DESCRIPTION OF THE TASK
Search the entries below. Return every line that has "marketing" in it.

DATA SHOWN
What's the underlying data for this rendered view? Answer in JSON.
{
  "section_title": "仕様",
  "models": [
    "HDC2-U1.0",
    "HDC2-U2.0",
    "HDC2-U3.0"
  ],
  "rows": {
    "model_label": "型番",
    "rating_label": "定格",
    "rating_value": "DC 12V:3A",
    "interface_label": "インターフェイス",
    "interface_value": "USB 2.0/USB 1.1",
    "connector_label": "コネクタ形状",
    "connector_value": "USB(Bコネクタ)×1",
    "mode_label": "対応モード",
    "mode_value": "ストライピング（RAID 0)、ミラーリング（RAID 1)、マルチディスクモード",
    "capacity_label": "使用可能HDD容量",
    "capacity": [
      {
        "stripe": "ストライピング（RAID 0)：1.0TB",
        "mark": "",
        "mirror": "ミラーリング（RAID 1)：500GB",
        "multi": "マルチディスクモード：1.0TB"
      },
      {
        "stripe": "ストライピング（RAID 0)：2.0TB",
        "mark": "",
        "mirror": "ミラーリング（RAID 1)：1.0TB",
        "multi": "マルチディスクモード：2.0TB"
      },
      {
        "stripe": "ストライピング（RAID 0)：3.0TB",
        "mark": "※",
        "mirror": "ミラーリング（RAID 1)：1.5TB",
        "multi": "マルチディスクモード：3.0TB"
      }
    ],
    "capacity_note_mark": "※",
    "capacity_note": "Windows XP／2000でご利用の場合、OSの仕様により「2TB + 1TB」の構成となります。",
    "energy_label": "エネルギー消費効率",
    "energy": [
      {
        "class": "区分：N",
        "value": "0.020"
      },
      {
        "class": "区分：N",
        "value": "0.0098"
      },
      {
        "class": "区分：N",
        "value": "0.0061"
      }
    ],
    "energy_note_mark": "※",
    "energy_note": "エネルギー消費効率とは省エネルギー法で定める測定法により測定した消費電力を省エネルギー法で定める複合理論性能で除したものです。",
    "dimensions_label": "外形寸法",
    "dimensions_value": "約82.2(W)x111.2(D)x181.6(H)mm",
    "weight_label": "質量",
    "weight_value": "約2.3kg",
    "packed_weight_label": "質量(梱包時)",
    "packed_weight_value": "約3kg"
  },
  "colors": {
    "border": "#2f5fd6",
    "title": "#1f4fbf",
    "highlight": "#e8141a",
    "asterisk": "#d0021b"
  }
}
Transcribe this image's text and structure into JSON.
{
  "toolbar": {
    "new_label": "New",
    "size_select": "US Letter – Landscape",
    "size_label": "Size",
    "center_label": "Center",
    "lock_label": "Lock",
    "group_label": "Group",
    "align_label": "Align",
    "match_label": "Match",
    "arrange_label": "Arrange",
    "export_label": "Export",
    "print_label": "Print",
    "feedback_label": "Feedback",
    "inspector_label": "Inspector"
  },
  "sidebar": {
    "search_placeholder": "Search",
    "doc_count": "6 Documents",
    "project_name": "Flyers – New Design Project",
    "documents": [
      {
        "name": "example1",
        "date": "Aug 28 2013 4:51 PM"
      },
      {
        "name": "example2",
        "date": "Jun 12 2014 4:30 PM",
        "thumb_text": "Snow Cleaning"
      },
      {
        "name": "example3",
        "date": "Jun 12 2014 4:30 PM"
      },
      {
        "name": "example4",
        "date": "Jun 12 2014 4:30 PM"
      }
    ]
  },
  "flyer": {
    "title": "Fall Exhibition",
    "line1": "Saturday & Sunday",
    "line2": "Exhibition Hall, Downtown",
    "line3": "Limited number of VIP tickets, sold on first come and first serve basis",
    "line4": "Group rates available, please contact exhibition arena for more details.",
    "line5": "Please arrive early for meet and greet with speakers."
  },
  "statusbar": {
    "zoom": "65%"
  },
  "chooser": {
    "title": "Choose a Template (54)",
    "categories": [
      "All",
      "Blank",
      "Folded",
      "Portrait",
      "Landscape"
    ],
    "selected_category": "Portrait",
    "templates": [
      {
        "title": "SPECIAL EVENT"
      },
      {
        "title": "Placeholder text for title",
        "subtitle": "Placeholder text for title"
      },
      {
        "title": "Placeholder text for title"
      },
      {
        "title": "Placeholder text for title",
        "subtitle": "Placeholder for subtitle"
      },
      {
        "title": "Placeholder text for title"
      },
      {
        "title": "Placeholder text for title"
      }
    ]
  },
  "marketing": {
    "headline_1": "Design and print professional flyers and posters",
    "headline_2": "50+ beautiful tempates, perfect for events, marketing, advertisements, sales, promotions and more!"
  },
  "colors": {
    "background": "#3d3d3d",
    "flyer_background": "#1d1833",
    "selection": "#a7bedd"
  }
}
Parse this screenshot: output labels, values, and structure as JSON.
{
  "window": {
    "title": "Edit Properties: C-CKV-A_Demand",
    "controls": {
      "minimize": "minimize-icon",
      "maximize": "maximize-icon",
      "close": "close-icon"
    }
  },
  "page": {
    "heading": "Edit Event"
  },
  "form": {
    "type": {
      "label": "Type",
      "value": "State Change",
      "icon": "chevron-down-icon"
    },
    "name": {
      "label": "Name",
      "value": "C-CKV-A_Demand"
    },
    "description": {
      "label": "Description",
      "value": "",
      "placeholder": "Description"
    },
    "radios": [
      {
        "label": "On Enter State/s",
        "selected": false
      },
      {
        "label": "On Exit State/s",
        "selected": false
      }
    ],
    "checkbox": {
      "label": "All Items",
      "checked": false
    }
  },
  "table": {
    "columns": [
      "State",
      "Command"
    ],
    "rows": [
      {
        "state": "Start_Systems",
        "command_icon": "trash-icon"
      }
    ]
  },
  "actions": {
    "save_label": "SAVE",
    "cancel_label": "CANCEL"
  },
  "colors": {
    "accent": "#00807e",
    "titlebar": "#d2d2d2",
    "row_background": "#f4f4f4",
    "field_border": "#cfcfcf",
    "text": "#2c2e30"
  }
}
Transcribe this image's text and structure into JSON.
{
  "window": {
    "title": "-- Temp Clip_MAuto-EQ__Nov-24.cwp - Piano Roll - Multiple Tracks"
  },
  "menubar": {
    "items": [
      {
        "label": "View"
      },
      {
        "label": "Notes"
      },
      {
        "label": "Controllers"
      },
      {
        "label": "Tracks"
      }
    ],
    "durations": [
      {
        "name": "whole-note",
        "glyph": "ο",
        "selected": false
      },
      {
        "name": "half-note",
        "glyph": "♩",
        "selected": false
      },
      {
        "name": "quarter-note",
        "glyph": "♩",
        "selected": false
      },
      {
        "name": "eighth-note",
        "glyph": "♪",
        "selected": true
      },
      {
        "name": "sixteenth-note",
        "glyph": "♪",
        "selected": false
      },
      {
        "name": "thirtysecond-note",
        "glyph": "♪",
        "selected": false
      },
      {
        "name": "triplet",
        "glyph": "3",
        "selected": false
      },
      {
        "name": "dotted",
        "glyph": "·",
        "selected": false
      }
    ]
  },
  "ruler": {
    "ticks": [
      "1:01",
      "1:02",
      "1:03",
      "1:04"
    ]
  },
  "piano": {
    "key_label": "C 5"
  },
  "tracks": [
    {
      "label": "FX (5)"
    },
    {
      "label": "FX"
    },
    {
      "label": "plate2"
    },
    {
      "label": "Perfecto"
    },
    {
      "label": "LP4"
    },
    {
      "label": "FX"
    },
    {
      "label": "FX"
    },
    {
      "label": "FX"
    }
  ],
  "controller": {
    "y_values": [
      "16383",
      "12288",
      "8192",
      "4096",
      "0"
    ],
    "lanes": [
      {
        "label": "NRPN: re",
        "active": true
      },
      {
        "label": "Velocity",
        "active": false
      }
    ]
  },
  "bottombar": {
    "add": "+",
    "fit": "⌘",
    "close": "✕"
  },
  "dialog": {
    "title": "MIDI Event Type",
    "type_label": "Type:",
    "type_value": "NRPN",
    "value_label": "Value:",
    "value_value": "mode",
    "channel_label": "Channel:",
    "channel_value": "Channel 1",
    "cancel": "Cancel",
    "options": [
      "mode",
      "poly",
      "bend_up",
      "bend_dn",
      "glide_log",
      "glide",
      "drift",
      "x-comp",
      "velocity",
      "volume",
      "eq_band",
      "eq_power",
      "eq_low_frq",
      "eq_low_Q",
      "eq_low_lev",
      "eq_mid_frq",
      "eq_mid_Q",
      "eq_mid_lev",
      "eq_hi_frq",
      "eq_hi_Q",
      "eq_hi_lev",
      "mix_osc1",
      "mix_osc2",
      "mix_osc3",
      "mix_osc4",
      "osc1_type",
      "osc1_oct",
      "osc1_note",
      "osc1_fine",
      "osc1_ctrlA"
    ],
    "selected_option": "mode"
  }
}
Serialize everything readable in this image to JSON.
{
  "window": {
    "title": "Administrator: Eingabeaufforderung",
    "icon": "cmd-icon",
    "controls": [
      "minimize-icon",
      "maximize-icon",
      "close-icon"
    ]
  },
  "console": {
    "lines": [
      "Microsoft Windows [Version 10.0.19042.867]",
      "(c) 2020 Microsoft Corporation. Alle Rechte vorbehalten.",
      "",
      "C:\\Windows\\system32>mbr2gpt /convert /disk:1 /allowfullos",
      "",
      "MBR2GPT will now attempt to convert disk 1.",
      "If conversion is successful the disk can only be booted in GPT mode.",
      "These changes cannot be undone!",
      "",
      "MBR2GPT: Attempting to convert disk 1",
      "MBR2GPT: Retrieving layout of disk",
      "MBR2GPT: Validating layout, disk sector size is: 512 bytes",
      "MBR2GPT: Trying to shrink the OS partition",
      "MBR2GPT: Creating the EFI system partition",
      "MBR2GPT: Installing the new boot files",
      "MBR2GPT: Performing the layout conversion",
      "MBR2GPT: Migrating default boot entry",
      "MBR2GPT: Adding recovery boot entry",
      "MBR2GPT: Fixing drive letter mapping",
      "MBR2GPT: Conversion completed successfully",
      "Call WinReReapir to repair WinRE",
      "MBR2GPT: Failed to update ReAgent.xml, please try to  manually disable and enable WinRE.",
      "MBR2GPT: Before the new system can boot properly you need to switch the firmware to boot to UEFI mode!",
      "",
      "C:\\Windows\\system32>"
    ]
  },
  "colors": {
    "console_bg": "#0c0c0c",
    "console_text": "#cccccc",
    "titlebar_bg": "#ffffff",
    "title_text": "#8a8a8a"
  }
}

THE OUTPUT
  "marketing": {
    "headline_2": "50+ beautiful tempates, perfect for events, marketing, advertisements, sales, promotions and more!"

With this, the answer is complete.